Locate each line in the records containing "this". Copy it.

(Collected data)
▼

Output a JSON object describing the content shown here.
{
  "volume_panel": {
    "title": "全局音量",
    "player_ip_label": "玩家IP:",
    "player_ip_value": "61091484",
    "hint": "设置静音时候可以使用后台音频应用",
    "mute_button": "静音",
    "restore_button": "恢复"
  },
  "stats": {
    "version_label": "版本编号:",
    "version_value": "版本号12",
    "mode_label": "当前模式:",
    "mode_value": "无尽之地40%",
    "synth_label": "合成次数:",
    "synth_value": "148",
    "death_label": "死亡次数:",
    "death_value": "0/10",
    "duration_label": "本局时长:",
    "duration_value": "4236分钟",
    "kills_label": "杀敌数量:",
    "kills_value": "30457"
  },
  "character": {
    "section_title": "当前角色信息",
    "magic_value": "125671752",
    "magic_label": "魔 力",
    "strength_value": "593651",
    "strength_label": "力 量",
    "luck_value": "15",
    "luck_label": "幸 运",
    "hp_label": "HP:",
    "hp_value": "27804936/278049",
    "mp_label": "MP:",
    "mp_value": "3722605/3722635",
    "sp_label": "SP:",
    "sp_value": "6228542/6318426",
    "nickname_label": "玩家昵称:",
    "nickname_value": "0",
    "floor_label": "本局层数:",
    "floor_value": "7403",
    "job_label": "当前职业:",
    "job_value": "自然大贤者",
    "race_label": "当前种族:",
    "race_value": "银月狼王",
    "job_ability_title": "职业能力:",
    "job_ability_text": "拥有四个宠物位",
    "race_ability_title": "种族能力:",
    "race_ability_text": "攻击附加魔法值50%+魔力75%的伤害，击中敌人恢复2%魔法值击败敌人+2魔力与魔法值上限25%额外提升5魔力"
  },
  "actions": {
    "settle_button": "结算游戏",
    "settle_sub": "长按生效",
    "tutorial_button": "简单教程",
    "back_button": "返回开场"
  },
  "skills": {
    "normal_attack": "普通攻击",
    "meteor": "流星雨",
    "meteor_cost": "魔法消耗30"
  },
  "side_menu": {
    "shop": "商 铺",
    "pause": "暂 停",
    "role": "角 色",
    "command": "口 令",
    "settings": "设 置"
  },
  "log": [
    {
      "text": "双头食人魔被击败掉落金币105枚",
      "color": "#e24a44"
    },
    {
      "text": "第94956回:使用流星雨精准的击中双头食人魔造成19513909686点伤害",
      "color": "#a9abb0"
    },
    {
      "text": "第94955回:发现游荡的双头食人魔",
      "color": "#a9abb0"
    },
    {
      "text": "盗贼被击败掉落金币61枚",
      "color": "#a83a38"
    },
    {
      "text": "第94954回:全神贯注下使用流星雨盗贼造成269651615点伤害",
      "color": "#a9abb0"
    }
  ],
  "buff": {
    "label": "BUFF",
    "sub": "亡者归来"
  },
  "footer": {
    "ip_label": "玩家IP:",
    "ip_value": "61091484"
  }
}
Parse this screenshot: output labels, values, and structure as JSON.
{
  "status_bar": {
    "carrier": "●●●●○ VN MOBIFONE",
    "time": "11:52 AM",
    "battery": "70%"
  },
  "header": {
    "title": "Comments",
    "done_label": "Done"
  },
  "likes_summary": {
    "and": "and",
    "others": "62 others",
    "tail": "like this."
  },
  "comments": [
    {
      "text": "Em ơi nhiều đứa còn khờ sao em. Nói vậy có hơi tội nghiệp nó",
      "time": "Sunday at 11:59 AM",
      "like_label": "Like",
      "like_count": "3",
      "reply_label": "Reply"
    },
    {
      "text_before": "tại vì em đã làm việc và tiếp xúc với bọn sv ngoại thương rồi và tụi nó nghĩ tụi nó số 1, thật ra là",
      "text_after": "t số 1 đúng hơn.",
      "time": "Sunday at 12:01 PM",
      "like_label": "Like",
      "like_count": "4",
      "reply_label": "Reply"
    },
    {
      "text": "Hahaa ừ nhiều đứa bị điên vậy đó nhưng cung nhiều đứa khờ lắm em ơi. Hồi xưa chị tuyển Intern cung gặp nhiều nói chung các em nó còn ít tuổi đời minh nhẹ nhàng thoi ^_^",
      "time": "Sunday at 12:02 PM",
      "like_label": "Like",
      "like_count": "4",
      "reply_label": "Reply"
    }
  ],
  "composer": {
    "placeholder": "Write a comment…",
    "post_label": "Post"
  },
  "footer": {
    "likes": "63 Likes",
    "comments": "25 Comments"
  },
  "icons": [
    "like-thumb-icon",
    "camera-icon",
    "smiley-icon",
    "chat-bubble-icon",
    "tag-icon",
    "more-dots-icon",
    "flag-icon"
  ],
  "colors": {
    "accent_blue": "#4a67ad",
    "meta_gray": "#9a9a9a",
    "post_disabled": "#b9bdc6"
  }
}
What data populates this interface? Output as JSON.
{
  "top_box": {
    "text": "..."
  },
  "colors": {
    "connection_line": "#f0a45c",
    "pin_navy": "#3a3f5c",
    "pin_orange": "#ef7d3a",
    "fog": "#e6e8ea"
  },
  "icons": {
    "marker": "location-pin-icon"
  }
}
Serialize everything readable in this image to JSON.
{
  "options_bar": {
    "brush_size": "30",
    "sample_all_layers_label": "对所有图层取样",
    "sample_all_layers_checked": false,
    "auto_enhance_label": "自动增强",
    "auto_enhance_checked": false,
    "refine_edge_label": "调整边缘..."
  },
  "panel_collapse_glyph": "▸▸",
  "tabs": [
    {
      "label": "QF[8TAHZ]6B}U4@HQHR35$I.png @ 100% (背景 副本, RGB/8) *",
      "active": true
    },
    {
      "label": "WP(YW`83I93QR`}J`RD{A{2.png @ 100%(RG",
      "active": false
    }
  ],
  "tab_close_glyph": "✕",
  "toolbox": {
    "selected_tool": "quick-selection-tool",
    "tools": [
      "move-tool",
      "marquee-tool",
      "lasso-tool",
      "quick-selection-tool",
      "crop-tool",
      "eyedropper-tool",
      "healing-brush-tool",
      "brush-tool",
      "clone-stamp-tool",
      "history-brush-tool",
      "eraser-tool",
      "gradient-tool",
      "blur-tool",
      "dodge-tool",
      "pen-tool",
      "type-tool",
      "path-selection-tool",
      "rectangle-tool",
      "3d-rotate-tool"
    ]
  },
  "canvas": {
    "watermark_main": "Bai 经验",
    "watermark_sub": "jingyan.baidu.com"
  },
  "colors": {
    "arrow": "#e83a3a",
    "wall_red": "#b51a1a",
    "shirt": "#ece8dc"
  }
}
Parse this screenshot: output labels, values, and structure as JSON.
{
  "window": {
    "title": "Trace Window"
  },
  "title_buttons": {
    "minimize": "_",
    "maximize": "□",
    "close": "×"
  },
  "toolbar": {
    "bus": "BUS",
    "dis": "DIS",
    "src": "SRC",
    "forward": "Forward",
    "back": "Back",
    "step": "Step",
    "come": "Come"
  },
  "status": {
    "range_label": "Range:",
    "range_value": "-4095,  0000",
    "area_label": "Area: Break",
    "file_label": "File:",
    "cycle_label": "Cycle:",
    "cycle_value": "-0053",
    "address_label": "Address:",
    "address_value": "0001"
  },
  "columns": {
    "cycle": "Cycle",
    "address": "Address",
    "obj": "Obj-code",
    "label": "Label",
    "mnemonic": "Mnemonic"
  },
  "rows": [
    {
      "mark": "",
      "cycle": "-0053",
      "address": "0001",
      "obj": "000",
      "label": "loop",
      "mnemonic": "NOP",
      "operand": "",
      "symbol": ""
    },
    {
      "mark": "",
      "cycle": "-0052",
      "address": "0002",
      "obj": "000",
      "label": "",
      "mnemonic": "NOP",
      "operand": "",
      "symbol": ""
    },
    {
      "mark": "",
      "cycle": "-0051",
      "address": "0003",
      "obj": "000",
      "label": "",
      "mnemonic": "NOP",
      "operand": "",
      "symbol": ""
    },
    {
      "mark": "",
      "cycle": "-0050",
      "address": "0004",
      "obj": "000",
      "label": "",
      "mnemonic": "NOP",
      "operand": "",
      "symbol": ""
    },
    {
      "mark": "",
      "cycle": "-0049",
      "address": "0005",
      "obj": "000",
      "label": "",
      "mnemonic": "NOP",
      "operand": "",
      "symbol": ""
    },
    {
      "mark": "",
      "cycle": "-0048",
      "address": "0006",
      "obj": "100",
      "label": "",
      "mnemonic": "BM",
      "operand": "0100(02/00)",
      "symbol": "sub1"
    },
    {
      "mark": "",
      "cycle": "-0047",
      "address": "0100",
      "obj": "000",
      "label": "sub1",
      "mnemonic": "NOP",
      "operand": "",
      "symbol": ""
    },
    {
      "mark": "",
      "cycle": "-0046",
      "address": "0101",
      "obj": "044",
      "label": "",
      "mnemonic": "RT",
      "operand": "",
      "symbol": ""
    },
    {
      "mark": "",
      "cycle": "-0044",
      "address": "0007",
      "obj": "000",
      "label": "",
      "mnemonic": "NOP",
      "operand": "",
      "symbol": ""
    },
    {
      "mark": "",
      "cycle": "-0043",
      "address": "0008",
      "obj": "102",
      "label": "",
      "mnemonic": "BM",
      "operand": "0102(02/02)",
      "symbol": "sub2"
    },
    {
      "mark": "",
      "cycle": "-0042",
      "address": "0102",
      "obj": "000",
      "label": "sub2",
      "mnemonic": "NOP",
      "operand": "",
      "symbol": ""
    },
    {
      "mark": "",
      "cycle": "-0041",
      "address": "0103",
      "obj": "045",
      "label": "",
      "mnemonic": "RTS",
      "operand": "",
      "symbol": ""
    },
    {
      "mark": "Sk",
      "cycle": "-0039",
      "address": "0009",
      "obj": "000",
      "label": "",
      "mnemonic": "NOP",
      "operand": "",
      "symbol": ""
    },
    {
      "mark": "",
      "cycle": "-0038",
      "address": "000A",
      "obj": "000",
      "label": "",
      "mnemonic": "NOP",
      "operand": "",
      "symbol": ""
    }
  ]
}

▲

**WORKED ANSWER:**
Parse this screenshot: output labels, values, and structure as JSON.
    "tail": "like this."
What data populates this interface? Output as JSON.
Serialize everything readable in this image to JSON.
Parse this screenshot: output labels, values, and structure as JSON.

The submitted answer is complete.